Copy out all the lines where "structured" shows up.
^^^^^^^^
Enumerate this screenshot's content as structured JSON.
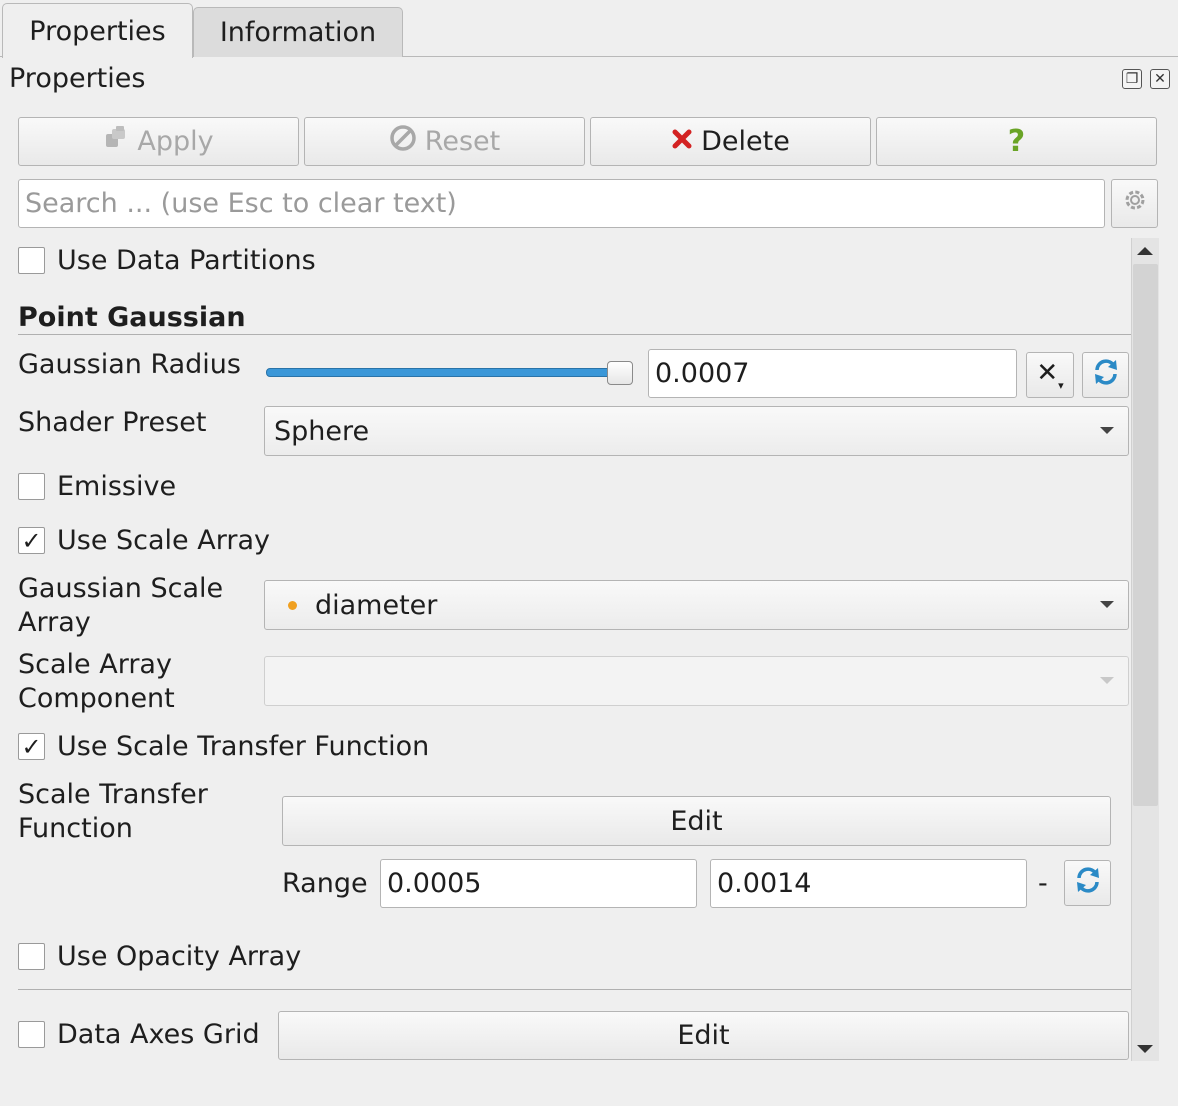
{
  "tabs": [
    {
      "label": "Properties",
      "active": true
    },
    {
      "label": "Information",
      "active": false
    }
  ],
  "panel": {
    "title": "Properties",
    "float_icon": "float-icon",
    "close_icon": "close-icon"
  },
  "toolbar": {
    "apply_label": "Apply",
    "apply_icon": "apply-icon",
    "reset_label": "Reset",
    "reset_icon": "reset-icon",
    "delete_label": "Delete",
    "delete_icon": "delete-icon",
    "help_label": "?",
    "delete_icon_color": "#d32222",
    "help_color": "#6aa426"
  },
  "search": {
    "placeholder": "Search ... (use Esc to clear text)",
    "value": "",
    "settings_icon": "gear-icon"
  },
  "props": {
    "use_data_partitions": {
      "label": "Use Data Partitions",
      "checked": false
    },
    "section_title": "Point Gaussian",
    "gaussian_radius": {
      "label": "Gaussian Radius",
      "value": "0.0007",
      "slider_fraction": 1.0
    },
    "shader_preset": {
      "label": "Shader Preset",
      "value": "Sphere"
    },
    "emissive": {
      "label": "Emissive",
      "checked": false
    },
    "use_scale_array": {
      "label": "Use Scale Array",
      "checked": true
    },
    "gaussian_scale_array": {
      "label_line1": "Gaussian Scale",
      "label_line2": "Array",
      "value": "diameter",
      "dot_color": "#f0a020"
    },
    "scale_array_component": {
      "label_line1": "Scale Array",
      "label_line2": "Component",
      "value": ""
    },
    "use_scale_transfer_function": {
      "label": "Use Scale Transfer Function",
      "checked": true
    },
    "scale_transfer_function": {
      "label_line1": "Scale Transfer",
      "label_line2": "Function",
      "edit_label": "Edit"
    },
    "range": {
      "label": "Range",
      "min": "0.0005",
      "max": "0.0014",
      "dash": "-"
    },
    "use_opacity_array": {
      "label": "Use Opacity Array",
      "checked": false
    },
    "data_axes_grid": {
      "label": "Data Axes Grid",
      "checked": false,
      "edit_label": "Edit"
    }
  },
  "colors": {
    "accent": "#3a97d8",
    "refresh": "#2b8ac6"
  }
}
^^^^^^^^
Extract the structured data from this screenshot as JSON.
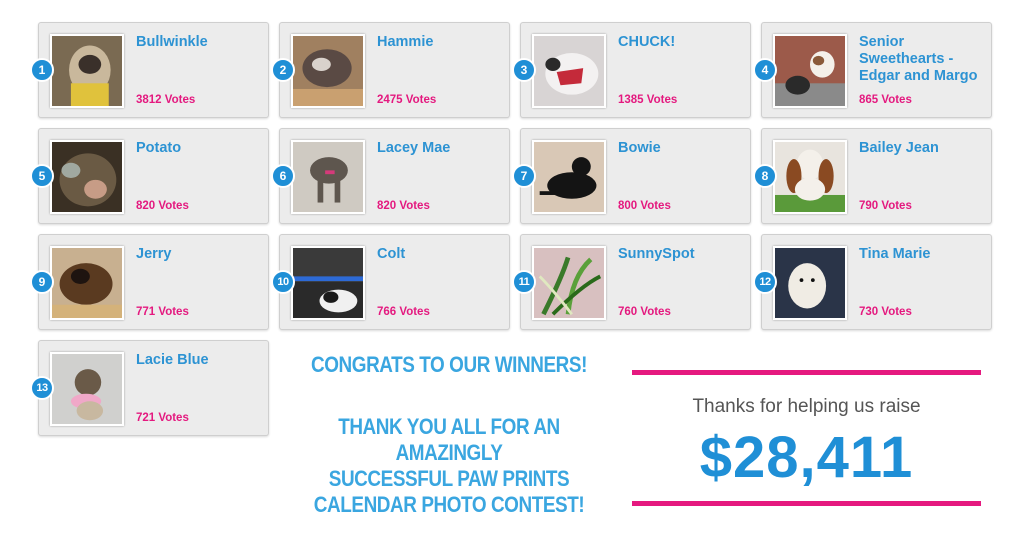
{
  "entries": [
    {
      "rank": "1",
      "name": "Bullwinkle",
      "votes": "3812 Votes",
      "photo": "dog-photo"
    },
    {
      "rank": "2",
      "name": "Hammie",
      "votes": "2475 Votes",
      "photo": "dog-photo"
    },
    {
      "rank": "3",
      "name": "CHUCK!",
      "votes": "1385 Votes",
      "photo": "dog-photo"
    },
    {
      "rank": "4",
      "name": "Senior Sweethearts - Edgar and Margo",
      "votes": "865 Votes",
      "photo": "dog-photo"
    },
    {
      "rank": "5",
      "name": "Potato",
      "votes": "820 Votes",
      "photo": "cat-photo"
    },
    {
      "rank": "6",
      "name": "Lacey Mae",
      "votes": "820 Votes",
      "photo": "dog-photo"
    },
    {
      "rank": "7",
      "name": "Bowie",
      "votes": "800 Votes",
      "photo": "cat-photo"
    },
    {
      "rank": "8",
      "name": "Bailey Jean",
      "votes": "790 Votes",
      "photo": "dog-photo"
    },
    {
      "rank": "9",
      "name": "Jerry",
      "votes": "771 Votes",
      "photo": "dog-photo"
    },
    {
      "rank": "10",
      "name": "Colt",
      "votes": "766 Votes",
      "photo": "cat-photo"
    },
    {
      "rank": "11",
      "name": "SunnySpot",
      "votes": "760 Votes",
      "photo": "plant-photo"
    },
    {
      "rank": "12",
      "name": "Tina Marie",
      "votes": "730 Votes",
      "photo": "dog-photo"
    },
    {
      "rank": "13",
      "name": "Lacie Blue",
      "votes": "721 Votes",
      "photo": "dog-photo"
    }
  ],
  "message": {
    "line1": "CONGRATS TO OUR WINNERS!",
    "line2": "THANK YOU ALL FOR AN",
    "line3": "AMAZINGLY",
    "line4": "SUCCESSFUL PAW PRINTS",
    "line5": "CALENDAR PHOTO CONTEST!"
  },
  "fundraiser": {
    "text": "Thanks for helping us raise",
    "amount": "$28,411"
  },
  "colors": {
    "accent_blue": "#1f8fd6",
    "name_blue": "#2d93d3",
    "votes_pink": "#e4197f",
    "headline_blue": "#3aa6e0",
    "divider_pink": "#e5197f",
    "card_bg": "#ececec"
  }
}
^^^^^^^^
COMPLETE ANSWER -
Enumerate this screenshot's content as structured JSON.
Extract the structured data from this screenshot as JSON.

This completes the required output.